◆ GOAL
Copy out everything in the records from the first line down to and including the line containing "legend-swatch-kill-count: [1145, 277, 1229, 307]", keeping every line unchanged.

* Begin DATA ROWS *

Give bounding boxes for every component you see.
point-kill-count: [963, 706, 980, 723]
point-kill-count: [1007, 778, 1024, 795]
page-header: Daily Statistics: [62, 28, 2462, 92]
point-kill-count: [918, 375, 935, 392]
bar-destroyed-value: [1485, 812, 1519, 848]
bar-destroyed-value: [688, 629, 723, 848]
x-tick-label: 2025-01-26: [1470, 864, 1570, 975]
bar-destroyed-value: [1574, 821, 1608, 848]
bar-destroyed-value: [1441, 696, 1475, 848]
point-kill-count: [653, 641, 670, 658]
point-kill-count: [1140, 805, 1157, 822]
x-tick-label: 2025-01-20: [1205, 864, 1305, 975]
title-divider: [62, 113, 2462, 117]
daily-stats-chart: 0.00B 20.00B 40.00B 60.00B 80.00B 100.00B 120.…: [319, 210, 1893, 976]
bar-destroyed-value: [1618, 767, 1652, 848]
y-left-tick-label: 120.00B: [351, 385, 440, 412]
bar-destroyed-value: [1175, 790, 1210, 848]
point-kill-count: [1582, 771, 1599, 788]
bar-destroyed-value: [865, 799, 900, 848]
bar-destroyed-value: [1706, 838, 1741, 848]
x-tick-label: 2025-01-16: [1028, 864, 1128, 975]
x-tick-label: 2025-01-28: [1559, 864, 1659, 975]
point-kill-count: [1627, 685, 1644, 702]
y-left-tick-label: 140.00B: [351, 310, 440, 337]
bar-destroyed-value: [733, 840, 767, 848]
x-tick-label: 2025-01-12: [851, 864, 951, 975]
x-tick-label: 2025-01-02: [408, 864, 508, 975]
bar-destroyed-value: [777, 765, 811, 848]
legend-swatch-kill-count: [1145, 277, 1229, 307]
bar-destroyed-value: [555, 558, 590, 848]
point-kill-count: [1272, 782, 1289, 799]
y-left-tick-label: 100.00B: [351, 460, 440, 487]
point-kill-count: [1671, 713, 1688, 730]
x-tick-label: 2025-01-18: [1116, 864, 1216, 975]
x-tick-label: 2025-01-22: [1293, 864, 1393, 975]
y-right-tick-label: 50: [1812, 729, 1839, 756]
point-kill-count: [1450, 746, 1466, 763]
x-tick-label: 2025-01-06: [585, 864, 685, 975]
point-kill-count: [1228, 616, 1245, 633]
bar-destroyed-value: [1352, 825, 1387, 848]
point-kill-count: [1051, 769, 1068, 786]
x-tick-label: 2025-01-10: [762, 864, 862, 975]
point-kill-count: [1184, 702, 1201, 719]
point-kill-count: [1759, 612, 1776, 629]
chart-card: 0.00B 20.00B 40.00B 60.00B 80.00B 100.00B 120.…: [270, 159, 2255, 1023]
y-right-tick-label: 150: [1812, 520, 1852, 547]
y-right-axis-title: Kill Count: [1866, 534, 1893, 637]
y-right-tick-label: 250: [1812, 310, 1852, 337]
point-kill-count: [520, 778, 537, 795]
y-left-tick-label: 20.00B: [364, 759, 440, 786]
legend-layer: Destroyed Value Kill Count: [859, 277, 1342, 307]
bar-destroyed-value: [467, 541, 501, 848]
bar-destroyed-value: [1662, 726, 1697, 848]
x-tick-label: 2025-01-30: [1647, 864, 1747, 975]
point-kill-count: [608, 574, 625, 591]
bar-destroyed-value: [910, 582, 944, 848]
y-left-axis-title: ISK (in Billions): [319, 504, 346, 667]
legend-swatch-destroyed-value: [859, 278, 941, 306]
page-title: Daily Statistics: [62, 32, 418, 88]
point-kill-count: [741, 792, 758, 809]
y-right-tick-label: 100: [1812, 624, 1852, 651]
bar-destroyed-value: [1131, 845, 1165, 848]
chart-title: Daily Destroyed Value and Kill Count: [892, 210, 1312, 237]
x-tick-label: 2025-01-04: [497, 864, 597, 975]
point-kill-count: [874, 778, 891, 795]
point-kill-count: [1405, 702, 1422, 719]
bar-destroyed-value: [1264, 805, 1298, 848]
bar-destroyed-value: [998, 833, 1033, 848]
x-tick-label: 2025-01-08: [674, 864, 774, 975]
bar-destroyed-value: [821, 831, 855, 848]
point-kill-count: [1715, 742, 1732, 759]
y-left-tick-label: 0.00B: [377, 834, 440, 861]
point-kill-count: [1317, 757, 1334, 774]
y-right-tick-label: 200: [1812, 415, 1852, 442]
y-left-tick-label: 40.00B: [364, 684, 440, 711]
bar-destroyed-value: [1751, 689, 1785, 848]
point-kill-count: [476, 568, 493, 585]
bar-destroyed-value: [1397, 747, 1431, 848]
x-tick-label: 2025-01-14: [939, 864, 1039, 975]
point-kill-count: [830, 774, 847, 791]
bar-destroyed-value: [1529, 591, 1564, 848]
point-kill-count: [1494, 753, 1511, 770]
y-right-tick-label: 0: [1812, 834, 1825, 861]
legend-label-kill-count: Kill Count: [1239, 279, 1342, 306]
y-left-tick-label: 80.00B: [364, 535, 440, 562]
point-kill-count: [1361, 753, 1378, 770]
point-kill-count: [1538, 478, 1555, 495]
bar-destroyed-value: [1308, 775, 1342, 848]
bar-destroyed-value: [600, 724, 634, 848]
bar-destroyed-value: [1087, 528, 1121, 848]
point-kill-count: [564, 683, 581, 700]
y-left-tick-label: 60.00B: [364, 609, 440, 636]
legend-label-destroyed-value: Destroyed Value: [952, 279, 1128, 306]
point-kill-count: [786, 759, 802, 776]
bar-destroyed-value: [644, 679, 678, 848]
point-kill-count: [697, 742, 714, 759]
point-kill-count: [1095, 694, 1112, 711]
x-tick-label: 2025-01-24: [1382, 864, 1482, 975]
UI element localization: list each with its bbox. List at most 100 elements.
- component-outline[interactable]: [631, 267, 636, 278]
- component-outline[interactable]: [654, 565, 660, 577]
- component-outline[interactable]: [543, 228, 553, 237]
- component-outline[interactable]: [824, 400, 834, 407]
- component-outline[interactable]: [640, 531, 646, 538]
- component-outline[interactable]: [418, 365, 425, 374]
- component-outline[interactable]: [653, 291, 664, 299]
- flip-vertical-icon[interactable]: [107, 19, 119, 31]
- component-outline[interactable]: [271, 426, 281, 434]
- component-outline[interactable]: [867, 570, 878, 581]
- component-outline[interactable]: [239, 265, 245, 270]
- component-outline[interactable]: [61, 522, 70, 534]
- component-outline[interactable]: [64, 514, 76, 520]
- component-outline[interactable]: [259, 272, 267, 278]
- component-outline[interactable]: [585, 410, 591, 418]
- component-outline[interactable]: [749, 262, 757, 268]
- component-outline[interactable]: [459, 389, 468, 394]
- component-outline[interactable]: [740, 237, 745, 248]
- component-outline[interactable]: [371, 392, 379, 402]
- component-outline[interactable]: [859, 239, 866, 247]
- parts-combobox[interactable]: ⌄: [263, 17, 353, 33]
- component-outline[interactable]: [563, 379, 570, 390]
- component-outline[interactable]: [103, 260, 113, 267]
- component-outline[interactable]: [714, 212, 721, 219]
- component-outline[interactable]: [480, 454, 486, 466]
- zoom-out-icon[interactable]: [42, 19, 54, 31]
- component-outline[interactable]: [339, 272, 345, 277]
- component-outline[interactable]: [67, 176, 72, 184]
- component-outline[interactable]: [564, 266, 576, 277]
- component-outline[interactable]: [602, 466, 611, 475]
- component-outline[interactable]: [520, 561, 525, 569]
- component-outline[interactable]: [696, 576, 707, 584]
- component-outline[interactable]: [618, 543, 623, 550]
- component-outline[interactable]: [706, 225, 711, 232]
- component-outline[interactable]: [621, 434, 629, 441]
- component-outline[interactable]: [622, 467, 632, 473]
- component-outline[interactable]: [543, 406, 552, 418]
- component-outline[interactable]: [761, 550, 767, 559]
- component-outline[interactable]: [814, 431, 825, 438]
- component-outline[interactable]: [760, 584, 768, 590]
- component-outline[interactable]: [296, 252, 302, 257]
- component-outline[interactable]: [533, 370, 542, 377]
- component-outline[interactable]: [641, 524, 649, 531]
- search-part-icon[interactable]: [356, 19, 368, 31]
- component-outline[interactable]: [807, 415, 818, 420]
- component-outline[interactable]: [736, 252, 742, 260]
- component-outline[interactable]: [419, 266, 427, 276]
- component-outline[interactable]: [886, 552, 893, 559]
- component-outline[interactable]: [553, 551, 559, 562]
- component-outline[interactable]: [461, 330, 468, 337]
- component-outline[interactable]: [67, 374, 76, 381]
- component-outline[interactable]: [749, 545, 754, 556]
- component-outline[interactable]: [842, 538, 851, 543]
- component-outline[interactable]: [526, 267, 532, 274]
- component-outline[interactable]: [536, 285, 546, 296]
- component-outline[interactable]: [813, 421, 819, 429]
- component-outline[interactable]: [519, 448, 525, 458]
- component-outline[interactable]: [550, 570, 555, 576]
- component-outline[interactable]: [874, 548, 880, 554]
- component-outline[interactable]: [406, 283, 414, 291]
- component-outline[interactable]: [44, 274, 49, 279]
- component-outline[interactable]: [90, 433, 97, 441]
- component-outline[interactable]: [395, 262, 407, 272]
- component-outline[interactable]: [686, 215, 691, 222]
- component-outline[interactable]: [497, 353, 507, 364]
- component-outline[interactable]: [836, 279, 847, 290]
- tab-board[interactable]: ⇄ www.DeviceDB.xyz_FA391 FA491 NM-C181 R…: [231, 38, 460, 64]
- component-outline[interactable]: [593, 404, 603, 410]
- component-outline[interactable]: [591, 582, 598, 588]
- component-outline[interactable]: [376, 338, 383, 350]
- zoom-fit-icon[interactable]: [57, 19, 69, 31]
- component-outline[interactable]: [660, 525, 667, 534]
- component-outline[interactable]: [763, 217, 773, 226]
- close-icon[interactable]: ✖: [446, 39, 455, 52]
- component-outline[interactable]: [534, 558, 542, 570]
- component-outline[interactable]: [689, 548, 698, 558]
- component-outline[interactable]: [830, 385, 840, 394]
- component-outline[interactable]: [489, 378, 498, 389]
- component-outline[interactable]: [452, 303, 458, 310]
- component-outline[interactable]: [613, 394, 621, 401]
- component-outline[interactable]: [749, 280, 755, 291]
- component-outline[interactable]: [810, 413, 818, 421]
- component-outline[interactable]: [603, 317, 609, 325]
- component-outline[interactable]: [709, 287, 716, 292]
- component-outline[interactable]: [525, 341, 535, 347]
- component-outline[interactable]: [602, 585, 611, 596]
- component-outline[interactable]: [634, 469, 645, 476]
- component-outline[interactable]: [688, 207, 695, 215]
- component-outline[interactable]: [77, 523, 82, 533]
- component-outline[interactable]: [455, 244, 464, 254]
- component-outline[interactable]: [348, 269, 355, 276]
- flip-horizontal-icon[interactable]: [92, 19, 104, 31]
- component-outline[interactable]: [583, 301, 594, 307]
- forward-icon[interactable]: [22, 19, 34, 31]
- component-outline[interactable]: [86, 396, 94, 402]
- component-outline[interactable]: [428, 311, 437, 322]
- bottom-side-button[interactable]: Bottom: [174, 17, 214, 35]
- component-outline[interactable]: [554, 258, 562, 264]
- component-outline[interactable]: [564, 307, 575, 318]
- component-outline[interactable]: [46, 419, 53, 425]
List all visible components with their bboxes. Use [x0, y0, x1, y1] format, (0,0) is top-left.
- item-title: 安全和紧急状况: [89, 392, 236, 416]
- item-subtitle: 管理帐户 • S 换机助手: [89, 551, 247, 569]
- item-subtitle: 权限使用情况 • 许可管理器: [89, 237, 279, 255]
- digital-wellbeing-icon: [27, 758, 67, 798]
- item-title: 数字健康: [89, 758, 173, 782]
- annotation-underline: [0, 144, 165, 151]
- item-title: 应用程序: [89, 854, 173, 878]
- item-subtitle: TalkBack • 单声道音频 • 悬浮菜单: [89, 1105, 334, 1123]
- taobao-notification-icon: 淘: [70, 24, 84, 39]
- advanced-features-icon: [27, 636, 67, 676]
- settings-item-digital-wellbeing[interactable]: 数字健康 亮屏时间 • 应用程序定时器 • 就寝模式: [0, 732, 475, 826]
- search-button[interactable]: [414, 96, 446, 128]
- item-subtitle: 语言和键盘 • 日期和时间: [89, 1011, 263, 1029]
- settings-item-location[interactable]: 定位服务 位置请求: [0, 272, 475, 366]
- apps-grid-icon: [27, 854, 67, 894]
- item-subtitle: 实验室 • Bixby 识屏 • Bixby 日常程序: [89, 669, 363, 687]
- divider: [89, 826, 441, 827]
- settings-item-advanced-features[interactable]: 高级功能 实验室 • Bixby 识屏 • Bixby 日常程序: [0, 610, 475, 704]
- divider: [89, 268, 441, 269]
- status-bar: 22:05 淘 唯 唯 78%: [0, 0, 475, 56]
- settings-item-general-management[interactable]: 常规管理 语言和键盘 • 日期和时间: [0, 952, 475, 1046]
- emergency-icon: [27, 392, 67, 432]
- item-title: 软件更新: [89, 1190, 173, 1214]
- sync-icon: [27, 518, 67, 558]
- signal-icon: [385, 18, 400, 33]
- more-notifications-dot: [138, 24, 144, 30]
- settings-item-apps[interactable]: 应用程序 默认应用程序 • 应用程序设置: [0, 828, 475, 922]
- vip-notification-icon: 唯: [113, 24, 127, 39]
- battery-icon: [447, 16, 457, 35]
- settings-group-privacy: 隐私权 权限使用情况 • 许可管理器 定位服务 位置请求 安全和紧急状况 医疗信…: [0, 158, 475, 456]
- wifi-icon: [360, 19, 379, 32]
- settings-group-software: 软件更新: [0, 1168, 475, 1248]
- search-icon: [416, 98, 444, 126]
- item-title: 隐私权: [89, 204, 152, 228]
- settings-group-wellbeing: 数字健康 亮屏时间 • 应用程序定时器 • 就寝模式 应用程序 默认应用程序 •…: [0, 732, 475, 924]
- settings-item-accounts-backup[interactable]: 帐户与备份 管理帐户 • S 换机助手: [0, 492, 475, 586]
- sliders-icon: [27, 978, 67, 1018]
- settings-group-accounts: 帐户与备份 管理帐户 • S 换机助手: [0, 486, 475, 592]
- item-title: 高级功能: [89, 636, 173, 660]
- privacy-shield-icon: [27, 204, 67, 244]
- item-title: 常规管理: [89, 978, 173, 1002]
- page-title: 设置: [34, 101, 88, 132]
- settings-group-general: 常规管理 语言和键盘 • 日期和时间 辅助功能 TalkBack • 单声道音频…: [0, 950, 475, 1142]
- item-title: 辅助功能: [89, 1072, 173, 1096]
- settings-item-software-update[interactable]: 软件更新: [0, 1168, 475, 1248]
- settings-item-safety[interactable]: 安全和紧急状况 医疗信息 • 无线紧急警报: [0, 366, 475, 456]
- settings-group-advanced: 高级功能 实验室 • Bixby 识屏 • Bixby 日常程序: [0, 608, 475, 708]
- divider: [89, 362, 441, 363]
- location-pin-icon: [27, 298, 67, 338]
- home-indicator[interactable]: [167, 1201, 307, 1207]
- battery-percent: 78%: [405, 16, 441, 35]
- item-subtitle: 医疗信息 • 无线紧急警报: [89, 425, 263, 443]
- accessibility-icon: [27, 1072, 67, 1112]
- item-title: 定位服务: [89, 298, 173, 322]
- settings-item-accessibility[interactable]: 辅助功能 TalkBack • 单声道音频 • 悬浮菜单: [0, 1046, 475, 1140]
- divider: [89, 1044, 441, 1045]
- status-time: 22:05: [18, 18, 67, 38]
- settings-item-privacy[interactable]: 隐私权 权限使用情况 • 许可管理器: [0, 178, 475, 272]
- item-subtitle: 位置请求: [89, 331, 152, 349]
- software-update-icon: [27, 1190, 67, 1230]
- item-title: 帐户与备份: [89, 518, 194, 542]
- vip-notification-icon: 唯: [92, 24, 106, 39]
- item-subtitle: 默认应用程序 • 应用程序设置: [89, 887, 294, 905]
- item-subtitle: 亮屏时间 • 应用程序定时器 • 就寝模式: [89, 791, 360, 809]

* End DATA ROWS *

◆ EXERCISE OUTPUT
Give bounding boxes for every component you see.
point-kill-count: [963, 706, 980, 723]
point-kill-count: [1007, 778, 1024, 795]
page-header: Daily Statistics: [62, 28, 2462, 92]
point-kill-count: [918, 375, 935, 392]
bar-destroyed-value: [1485, 812, 1519, 848]
bar-destroyed-value: [688, 629, 723, 848]
x-tick-label: 2025-01-26: [1470, 864, 1570, 975]
bar-destroyed-value: [1574, 821, 1608, 848]
bar-destroyed-value: [1441, 696, 1475, 848]
point-kill-count: [653, 641, 670, 658]
point-kill-count: [1140, 805, 1157, 822]
x-tick-label: 2025-01-20: [1205, 864, 1305, 975]
title-divider: [62, 113, 2462, 117]
daily-stats-chart: 0.00B 20.00B 40.00B 60.00B 80.00B 100.00B 120.…: [319, 210, 1893, 976]
bar-destroyed-value: [1618, 767, 1652, 848]
y-left-tick-label: 120.00B: [351, 385, 440, 412]
bar-destroyed-value: [1175, 790, 1210, 848]
point-kill-count: [1582, 771, 1599, 788]
bar-destroyed-value: [865, 799, 900, 848]
bar-destroyed-value: [1706, 838, 1741, 848]
x-tick-label: 2025-01-16: [1028, 864, 1128, 975]
x-tick-label: 2025-01-28: [1559, 864, 1659, 975]
point-kill-count: [1627, 685, 1644, 702]
y-left-tick-label: 140.00B: [351, 310, 440, 337]
bar-destroyed-value: [733, 840, 767, 848]
x-tick-label: 2025-01-12: [851, 864, 951, 975]
x-tick-label: 2025-01-02: [408, 864, 508, 975]
bar-destroyed-value: [777, 765, 811, 848]
legend-swatch-kill-count: [1145, 277, 1229, 307]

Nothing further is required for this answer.